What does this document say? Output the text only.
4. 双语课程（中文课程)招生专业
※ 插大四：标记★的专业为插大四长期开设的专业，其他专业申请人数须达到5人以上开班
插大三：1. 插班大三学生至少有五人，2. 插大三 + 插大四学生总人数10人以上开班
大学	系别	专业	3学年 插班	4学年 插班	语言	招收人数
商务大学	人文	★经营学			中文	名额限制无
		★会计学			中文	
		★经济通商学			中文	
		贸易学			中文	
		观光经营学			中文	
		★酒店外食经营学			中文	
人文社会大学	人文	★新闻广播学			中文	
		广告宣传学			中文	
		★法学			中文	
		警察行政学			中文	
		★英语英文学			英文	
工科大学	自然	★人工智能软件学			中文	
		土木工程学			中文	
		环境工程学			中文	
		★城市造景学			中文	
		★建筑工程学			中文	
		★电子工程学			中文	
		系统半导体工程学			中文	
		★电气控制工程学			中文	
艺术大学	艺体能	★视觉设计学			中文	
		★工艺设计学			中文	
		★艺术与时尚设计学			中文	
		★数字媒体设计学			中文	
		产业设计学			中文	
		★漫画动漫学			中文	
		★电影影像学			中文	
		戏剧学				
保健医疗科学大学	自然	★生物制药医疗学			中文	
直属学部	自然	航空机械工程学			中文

---

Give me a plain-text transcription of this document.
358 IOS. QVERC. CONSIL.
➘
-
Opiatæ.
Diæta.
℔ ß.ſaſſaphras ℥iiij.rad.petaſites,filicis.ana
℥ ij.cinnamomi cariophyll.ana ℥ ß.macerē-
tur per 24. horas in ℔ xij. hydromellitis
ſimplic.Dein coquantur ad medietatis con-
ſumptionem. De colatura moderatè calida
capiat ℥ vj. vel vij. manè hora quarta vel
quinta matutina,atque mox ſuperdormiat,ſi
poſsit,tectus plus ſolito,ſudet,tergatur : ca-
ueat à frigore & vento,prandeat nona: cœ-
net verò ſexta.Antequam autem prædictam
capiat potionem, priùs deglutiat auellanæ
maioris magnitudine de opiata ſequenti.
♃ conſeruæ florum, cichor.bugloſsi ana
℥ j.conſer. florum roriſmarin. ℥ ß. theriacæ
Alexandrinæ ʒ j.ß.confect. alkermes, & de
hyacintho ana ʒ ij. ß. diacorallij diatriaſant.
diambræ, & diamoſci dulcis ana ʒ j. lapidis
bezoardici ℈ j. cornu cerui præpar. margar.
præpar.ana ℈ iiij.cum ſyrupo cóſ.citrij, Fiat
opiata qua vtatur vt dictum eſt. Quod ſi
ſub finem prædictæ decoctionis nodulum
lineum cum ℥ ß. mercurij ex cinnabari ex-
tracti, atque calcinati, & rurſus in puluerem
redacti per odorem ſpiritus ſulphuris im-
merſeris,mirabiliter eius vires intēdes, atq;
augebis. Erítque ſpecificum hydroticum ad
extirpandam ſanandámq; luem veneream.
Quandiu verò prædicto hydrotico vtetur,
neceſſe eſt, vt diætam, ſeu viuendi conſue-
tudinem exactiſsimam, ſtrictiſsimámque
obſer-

...

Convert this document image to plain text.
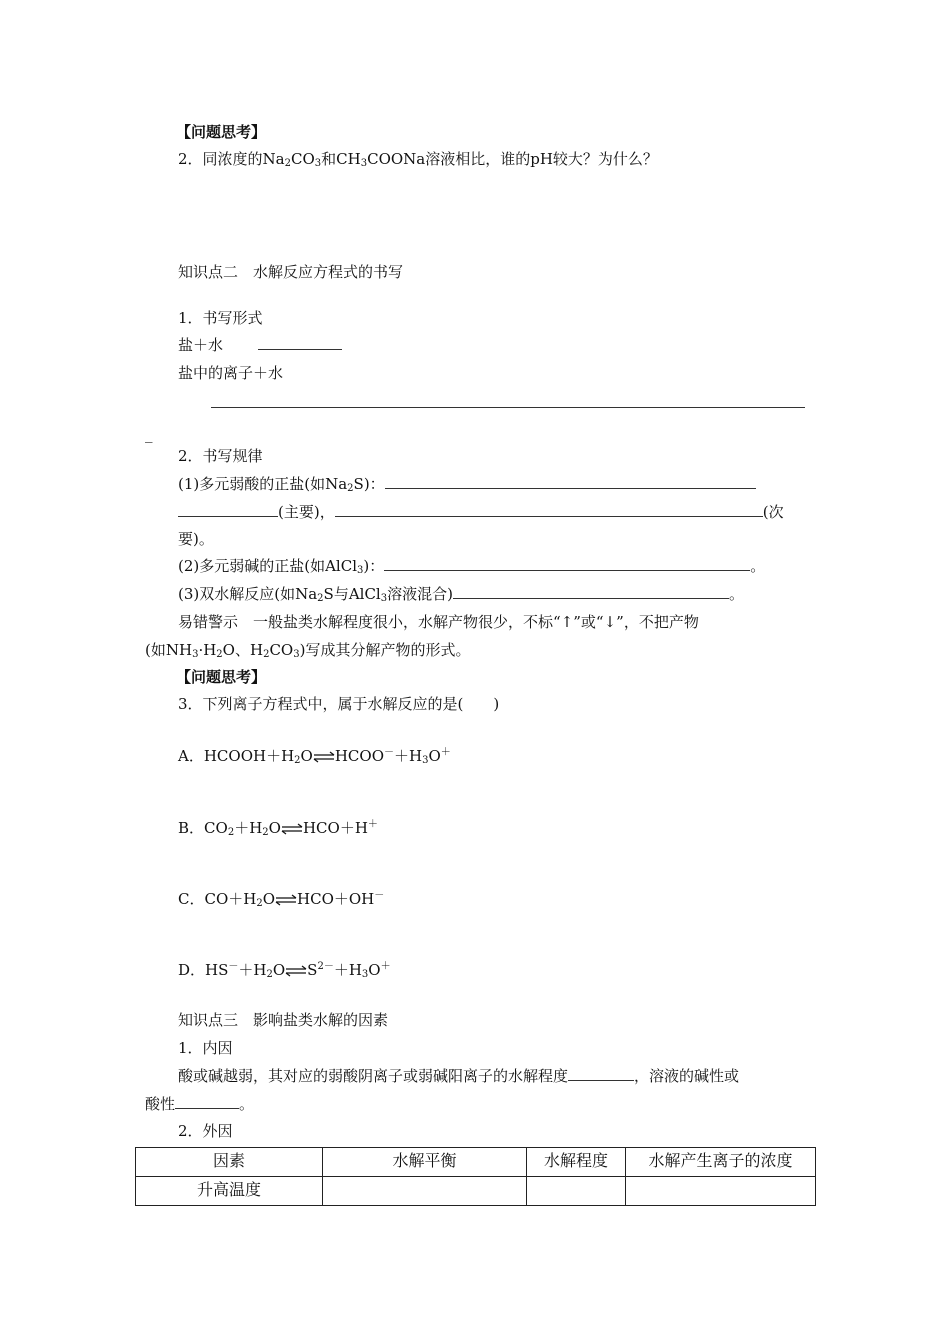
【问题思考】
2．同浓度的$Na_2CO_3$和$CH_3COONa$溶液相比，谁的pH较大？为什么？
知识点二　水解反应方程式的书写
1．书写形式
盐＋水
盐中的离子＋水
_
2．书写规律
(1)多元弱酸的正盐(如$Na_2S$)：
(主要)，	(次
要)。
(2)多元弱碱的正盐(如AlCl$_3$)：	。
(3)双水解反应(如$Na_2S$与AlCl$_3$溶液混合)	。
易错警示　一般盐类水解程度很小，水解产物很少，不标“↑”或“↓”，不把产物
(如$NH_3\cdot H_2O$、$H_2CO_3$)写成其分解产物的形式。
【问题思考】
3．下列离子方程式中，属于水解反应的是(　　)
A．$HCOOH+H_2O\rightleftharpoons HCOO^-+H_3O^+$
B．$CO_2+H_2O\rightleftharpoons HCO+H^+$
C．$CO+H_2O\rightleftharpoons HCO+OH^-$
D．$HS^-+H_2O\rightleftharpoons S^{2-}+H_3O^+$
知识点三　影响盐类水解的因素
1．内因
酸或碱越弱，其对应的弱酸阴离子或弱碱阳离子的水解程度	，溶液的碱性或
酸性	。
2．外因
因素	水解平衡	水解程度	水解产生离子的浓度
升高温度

_TO DO_
In the listing above, find the lines holding the word "text" and copy them.

_PROBLEM SOLUTION_
What does this document say? Output the text only.
Give me a plain-text transcription of this document.
Convert this document image to plain text.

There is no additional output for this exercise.